WHAT NEEDS TO BE DONE: Copy out all lines of the records in which the word "color" appears.

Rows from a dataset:
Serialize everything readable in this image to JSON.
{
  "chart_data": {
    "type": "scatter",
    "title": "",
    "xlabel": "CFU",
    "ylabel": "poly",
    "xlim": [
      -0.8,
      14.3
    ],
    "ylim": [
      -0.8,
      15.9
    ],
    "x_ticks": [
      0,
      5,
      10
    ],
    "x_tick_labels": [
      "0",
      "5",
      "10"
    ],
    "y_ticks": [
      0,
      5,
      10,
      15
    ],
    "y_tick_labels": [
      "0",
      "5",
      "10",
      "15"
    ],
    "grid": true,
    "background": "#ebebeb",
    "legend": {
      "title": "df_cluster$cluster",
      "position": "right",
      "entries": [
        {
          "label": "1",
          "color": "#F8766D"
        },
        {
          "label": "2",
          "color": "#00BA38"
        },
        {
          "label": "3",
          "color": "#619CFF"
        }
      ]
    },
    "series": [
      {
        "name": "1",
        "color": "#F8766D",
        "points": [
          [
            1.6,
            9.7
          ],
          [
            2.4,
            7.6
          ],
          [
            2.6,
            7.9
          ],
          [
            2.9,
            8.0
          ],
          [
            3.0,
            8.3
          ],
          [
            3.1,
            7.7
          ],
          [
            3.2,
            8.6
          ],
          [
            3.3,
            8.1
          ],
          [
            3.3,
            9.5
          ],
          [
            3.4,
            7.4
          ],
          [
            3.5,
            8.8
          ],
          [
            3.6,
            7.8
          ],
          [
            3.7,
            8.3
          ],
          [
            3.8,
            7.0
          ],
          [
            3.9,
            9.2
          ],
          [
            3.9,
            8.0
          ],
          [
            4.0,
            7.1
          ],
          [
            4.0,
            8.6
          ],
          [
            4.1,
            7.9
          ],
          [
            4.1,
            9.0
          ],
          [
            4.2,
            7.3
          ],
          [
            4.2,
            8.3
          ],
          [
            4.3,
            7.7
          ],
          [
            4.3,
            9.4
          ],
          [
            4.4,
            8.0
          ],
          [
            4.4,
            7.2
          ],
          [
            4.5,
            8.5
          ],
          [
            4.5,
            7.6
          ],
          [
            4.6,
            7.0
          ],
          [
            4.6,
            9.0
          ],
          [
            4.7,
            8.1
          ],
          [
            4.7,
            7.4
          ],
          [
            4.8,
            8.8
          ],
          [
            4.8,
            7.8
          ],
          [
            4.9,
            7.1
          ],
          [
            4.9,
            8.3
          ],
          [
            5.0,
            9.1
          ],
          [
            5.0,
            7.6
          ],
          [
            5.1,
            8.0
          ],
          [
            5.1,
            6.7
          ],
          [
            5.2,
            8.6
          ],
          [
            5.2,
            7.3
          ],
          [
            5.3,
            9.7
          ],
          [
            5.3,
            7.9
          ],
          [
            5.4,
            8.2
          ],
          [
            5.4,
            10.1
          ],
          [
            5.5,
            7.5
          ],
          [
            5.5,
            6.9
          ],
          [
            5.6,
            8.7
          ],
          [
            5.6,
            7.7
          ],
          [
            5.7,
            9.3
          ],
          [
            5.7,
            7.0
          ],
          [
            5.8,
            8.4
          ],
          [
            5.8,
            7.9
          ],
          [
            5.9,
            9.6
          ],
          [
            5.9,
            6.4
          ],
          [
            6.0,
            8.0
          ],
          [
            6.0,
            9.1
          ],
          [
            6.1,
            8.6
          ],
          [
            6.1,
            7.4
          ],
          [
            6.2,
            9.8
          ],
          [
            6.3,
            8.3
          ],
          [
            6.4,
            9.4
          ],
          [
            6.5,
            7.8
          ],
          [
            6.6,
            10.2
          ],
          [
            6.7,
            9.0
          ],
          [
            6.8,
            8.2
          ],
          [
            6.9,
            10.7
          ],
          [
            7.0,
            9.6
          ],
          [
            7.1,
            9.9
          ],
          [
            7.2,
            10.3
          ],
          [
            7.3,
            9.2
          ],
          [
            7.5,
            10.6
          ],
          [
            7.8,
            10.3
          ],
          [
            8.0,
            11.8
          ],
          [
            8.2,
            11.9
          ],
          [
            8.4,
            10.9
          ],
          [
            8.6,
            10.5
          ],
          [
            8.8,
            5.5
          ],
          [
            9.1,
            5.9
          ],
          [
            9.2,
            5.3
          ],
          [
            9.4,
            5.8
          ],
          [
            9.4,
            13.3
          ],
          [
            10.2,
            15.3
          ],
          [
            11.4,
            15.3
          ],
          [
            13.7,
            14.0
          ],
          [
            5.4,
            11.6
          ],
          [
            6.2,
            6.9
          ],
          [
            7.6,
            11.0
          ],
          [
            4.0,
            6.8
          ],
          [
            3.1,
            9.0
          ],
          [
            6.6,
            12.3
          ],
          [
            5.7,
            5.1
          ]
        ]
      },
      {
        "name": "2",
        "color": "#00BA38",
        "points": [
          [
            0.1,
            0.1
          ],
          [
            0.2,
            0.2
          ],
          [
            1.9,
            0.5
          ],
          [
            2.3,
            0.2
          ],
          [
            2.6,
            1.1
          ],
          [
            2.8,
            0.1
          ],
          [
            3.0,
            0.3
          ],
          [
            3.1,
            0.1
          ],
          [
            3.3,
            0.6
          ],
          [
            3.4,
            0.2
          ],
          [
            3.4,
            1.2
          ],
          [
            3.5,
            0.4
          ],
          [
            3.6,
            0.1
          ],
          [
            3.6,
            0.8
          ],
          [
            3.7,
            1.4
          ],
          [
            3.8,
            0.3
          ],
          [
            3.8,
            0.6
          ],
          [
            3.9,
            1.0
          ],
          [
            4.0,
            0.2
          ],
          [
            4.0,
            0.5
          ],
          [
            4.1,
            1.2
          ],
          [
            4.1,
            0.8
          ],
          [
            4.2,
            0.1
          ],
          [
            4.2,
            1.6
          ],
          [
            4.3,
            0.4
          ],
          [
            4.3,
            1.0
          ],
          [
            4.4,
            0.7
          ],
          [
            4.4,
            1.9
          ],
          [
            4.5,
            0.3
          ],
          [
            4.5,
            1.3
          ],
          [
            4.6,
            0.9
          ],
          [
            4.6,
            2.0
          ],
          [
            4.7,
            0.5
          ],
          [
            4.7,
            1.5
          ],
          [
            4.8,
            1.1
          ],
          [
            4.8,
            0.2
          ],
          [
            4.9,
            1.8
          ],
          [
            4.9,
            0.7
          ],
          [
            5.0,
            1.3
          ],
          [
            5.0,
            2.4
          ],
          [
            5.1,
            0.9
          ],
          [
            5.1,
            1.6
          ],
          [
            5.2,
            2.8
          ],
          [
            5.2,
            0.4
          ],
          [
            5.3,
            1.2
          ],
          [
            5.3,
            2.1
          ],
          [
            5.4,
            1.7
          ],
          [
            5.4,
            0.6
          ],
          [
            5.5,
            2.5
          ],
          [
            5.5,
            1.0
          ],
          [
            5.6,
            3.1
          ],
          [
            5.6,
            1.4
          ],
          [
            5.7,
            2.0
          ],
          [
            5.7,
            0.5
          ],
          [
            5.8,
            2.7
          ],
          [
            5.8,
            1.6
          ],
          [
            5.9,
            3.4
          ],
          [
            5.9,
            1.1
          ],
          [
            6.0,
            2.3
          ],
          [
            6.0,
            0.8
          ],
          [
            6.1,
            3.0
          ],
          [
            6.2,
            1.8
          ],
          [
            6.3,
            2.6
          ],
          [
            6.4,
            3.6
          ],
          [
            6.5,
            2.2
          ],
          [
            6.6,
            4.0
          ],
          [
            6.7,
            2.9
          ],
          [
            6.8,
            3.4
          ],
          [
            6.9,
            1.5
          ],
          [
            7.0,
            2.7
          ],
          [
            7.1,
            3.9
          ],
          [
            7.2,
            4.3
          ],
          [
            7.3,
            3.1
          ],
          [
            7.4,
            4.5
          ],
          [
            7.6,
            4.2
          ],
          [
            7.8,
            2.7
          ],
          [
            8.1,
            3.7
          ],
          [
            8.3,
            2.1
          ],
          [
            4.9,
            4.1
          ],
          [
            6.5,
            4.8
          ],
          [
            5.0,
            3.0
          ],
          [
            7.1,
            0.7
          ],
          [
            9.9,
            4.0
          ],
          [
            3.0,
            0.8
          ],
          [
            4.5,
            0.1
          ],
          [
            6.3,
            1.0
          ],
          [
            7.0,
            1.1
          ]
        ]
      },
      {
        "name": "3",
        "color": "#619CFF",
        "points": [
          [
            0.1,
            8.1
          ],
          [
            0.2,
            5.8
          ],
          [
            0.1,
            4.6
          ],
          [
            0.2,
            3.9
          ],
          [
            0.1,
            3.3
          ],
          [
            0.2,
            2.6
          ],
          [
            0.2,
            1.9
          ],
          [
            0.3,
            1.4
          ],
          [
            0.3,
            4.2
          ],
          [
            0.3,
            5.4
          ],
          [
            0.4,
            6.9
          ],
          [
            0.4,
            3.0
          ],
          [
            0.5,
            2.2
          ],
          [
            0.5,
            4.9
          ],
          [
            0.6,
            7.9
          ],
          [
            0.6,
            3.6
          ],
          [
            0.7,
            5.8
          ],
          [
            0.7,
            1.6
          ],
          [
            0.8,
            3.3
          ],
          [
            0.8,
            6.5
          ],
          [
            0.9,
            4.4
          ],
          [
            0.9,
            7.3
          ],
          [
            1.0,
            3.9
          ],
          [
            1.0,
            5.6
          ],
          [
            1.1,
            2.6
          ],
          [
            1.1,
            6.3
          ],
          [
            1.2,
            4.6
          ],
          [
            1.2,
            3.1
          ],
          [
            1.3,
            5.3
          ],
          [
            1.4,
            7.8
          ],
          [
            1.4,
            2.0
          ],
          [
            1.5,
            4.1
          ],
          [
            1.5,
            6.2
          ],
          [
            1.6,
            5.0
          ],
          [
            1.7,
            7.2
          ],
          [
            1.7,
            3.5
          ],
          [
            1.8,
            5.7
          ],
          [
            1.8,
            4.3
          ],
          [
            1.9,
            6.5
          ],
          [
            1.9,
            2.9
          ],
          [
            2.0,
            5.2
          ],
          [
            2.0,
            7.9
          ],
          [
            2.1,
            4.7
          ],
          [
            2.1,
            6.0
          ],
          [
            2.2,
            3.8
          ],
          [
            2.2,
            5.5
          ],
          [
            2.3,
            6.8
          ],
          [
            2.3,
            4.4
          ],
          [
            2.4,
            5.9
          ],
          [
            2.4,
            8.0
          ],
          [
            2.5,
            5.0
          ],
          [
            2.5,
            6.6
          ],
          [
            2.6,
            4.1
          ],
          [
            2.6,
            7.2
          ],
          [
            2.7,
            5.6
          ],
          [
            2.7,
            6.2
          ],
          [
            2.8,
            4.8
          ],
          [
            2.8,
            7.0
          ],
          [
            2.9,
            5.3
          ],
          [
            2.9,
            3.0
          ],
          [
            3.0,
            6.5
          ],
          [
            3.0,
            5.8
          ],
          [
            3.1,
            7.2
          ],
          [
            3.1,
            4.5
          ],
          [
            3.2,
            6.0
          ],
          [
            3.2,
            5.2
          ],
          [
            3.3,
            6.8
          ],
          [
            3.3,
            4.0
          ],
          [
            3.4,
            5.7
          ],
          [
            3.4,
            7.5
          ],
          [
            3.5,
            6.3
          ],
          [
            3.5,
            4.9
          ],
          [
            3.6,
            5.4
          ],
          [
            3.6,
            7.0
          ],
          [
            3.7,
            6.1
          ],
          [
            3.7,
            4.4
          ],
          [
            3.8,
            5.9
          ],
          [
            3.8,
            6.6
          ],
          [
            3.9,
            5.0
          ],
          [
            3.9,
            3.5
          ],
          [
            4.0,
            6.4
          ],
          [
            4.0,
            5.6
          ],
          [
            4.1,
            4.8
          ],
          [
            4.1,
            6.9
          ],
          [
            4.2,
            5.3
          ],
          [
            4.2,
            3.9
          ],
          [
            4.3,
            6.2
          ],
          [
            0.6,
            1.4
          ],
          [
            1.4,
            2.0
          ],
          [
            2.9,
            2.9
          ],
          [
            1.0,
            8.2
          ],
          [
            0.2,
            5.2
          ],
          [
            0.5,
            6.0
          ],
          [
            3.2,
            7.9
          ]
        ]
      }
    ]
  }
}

EXPECTED ANSWER:
          "color": "#F8766D"
          "color": "#00BA38"
          "color": "#619CFF"
        "color": "#F8766D",
        "color": "#00BA38",
        "color": "#619CFF",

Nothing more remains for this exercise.